[Exercise input]:
━━━━━━━━━━━━━━━━

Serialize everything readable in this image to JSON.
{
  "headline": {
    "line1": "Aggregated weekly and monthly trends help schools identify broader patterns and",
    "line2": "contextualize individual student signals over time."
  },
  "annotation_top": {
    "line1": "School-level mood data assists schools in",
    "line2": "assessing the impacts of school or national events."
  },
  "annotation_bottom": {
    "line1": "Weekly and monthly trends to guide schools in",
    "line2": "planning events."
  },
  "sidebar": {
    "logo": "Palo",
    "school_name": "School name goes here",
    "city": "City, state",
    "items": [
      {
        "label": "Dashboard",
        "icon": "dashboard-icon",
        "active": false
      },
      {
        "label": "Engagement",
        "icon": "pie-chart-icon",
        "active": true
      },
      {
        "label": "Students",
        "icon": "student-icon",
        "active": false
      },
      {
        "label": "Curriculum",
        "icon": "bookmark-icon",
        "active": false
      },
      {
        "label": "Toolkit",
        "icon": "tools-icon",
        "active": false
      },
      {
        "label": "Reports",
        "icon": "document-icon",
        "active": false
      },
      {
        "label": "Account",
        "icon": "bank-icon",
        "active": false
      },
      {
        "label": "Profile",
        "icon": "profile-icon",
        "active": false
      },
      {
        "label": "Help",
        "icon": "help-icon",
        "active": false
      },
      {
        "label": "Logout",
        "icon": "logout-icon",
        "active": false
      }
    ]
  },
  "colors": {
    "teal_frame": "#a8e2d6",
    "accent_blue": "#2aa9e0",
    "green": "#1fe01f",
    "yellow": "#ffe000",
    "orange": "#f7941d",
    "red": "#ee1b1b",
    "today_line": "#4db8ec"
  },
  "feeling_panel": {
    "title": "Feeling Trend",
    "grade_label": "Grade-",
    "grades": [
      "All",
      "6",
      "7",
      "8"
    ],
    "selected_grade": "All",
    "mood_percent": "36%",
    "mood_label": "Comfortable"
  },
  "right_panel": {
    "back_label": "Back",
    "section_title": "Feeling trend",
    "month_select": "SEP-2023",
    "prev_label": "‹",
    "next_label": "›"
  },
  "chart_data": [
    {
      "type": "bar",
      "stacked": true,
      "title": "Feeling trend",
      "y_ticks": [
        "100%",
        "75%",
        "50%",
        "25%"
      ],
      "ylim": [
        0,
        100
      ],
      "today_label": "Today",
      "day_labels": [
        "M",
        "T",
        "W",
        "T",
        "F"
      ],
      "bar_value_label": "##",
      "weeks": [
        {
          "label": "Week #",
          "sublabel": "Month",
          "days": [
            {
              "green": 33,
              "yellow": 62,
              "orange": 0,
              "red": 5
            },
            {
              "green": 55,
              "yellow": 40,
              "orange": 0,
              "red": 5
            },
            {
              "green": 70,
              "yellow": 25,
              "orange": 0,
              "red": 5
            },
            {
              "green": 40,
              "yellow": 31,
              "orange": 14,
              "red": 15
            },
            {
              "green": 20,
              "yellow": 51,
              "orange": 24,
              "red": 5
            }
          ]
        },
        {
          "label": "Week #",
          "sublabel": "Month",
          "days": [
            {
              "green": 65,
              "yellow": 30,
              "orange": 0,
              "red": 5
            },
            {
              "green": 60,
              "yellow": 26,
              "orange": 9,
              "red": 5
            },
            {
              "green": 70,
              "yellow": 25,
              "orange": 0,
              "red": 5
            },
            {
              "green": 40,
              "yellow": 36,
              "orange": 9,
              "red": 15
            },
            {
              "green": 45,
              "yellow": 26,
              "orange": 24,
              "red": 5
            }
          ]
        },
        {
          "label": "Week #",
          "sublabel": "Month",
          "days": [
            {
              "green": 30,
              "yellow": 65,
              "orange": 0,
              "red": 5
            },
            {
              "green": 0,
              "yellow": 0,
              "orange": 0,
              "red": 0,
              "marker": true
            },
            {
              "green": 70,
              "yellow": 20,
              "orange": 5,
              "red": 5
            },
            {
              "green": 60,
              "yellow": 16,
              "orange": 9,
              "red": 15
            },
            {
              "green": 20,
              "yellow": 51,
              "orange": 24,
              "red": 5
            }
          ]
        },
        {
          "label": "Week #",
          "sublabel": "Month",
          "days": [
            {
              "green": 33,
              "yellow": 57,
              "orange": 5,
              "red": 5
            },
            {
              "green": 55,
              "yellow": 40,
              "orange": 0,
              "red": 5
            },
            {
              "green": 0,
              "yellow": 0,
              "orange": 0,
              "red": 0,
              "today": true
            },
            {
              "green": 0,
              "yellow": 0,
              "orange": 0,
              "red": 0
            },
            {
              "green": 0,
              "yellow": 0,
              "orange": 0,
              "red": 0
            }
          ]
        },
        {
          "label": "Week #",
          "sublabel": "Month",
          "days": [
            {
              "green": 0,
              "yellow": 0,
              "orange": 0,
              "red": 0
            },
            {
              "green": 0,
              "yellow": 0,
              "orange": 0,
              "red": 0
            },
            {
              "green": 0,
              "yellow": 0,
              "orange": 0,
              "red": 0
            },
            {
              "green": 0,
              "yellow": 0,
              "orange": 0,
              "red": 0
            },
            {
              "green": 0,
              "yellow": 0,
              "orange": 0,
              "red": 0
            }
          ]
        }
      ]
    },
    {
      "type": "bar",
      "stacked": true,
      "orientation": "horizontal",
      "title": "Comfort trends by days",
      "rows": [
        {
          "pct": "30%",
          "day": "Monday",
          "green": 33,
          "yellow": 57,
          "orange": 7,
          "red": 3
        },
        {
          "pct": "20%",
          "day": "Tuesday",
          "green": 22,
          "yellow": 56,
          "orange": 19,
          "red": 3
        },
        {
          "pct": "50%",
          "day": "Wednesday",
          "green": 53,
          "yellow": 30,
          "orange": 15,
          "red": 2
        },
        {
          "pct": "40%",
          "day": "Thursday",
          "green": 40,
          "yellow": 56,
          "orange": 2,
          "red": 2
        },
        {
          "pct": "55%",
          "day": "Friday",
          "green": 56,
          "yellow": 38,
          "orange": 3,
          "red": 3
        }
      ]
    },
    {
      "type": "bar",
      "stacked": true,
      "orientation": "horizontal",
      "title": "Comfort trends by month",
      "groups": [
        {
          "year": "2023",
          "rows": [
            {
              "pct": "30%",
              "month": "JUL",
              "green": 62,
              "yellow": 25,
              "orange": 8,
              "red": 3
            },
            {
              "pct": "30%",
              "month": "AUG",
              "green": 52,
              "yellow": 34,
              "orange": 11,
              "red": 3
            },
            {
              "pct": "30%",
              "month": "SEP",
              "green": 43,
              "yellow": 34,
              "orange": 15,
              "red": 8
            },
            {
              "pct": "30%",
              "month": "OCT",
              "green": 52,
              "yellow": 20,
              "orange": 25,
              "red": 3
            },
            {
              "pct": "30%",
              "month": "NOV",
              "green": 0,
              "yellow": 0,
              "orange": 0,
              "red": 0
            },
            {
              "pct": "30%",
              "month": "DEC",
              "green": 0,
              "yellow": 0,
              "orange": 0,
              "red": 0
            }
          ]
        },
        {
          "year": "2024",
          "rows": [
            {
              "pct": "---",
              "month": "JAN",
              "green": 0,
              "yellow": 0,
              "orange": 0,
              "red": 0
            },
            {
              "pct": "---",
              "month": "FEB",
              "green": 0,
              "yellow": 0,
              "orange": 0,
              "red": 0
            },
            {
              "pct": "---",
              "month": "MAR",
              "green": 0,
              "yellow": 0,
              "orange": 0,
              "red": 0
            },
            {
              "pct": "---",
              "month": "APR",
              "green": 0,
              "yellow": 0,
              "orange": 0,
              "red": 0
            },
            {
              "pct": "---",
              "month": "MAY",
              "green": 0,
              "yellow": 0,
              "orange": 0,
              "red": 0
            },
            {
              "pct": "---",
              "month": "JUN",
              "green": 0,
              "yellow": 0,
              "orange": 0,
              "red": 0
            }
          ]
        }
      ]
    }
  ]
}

━━━━━━━━━━━━━━━━

[The exercise]: Each line of the listing above should be output exactly.

[Solved problem]:
Serialize everything readable in this image to JSON.
{
  "headline": {
    "line1": "Aggregated weekly and monthly trends help schools identify broader patterns and",
    "line2": "contextualize individual student signals over time."
  },
  "annotation_top": {
    "line1": "School-level mood data assists schools in",
    "line2": "assessing the impacts of school or national events."
  },
  "annotation_bottom": {
    "line1": "Weekly and monthly trends to guide schools in",
    "line2": "planning events."
  },
  "sidebar": {
    "logo": "Palo",
    "school_name": "School name goes here",
    "city": "City, state",
    "items": [
      {
        "label": "Dashboard",
        "icon": "dashboard-icon",
        "active": false
      },
      {
        "label": "Engagement",
        "icon": "pie-chart-icon",
        "active": true
      },
      {
        "label": "Students",
        "icon": "student-icon",
        "active": false
      },
      {
        "label": "Curriculum",
        "icon": "bookmark-icon",
        "active": false
      },
      {
        "label": "Toolkit",
        "icon": "tools-icon",
        "active": false
      },
      {
        "label": "Reports",
        "icon": "document-icon",
        "active": false
      },
      {
        "label": "Account",
        "icon": "bank-icon",
        "active": false
      },
      {
        "label": "Profile",
        "icon": "profile-icon",
        "active": false
      },
      {
        "label": "Help",
        "icon": "help-icon",
        "active": false
      },
      {
        "label": "Logout",
        "icon": "logout-icon",
        "active": false
      }
    ]
  },
  "colors": {
    "teal_frame": "#a8e2d6",
    "accent_blue": "#2aa9e0",
    "green": "#1fe01f",
    "yellow": "#ffe000",
    "orange": "#f7941d",
    "red": "#ee1b1b",
    "today_line": "#4db8ec"
  },
  "feeling_panel": {
    "title": "Feeling Trend",
    "grade_label": "Grade-",
    "grades": [
      "All",
      "6",
      "7",
      "8"
    ],
    "selected_grade": "All",
    "mood_percent": "36%",
    "mood_label": "Comfortable"
  },
  "right_panel": {
    "back_label": "Back",
    "section_title": "Feeling trend",
    "month_select": "SEP-2023",
    "prev_label": "‹",
    "next_label": "›"
  },
  "chart_data": [
    {
      "type": "bar",
      "stacked": true,
      "title": "Feeling trend",
      "y_ticks": [
        "100%",
        "75%",
        "50%",
        "25%"
      ],
      "ylim": [
        0,
        100
      ],
      "today_label": "Today",
      "day_labels": [
        "M",
        "T",
        "W",
        "T",
        "F"
      ],
      "bar_value_label": "##",
      "weeks": [
        {
          "label": "Week #",
          "sublabel": "Month",
          "days": [
            {
              "green": 33,
              "yellow": 62,
              "orange": 0,
              "red": 5
            },
            {
              "green": 55,
              "yellow": 40,
              "orange": 0,
              "red": 5
            },
            {
              "green": 70,
              "yellow": 25,
              "orange": 0,
              "red": 5
            },
            {
              "green": 40,
              "yellow": 31,
              "orange": 14,
              "red": 15
            },
            {
              "green": 20,
              "yellow": 51,
              "orange": 24,
              "red": 5
            }
          ]
        },
        {
          "label": "Week #",
          "sublabel": "Month",
          "days": [
            {
              "green": 65,
              "yellow": 30,
              "orange": 0,
              "red": 5
            },
            {
              "green": 60,
              "yellow": 26,
              "orange": 9,
              "red": 5
            },
            {
              "green": 70,
              "yellow": 25,
              "orange": 0,
              "red": 5
            },
            {
              "green": 40,
              "yellow": 36,
              "orange": 9,
              "red": 15
            },
            {
              "green": 45,
              "yellow": 26,
              "orange": 24,
              "red": 5
            }
          ]
        },
        {
          "label": "Week #",
          "sublabel": "Month",
          "days": [
            {
              "green": 30,
              "yellow": 65,
              "orange": 0,
              "red": 5
            },
            {
              "green": 0,
              "yellow": 0,
              "orange": 0,
              "red": 0,
              "marker": true
            },
            {
              "green": 70,
              "yellow": 20,
              "orange": 5,
              "red": 5
            },
            {
              "green": 60,
              "yellow": 16,
              "orange": 9,
              "red": 15
            },
            {
              "green": 20,
              "yellow": 51,
              "orange": 24,
              "red": 5
            }
          ]
        },
        {
          "label": "Week #",
          "sublabel": "Month",
          "days": [
            {
              "green": 33,
              "yellow": 57,
              "orange": 5,
              "red": 5
            },
            {
              "green": 55,
              "yellow": 40,
              "orange": 0,
              "red": 5
            },
            {
              "green": 0,
              "yellow": 0,
              "orange": 0,
              "red": 0,
              "today": true
            },
            {
              "green": 0,
              "yellow": 0,
              "orange": 0,
              "red": 0
            },
            {
              "green": 0,
              "yellow": 0,
              "orange": 0,
              "red": 0
            }
          ]
        },
        {
          "label": "Week #",
          "sublabel": "Month",
          "days": [
            {
              "green": 0,
              "yellow": 0,
              "orange": 0,
              "red": 0
            },
            {
              "green": 0,
              "yellow": 0,
              "orange": 0,
              "red": 0
            },
            {
              "green": 0,
              "yellow": 0,
              "orange": 0,
              "red": 0
            },
            {
              "green": 0,
              "yellow": 0,
              "orange": 0,
              "red": 0
            },
            {
              "green": 0,
              "yellow": 0,
              "orange": 0,
              "red": 0
            }
          ]
        }
      ]
    },
    {
      "type": "bar",
      "stacked": true,
      "orientation": "horizontal",
      "title": "Comfort trends by days",
      "rows": [
        {
          "pct": "30%",
          "day": "Monday",
          "green": 33,
          "yellow": 57,
          "orange": 7,
          "red": 3
        },
        {
          "pct": "20%",
          "day": "Tuesday",
          "green": 22,
          "yellow": 56,
          "orange": 19,
          "red": 3
        },
        {
          "pct": "50%",
          "day": "Wednesday",
          "green": 53,
          "yellow": 30,
          "orange": 15,
          "red": 2
        },
        {
          "pct": "40%",
          "day": "Thursday",
          "green": 40,
          "yellow": 56,
          "orange": 2,
          "red": 2
        },
        {
          "pct": "55%",
          "day": "Friday",
          "green": 56,
          "yellow": 38,
          "orange": 3,
          "red": 3
        }
      ]
    },
    {
      "type": "bar",
      "stacked": true,
      "orientation": "horizontal",
      "title": "Comfort trends by month",
      "groups": [
        {
          "year": "2023",
          "rows": [
            {
              "pct": "30%",
              "month": "JUL",
              "green": 62,
              "yellow": 25,
              "orange": 8,
              "red": 3
            },
            {
              "pct": "30%",
              "month": "AUG",
              "green": 52,
              "yellow": 34,
              "orange": 11,
              "red": 3
            },
            {
              "pct": "30%",
              "month": "SEP",
              "green": 43,
              "yellow": 34,
              "orange": 15,
              "red": 8
            },
            {
              "pct": "30%",
              "month": "OCT",
              "green": 52,
              "yellow": 20,
              "orange": 25,
              "red": 3
            },
            {
              "pct": "30%",
              "month": "NOV",
              "green": 0,
              "yellow": 0,
              "orange": 0,
              "red": 0
            },
            {
              "pct": "30%",
              "month": "DEC",
              "green": 0,
              "yellow": 0,
              "orange": 0,
              "red": 0
            }
          ]
        },
        {
          "year": "2024",
          "rows": [
            {
              "pct": "---",
              "month": "JAN",
              "green": 0,
              "yellow": 0,
              "orange": 0,
              "red": 0
            },
            {
              "pct": "---",
              "month": "FEB",
              "green": 0,
              "yellow": 0,
              "orange": 0,
              "red": 0
            },
            {
              "pct": "---",
              "month": "MAR",
              "green": 0,
              "yellow": 0,
              "orange": 0,
              "red": 0
            },
            {
              "pct": "---",
              "month": "APR",
              "green": 0,
              "yellow": 0,
              "orange": 0,
              "red": 0
            },
            {
              "pct": "---",
              "month": "MAY",
              "green": 0,
              "yellow": 0,
              "orange": 0,
              "red": 0
            },
            {
              "pct": "---",
              "month": "JUN",
              "green": 0,
              "yellow": 0,
              "orange": 0,
              "red": 0
            }
          ]
        }
      ]
    }
  ]
}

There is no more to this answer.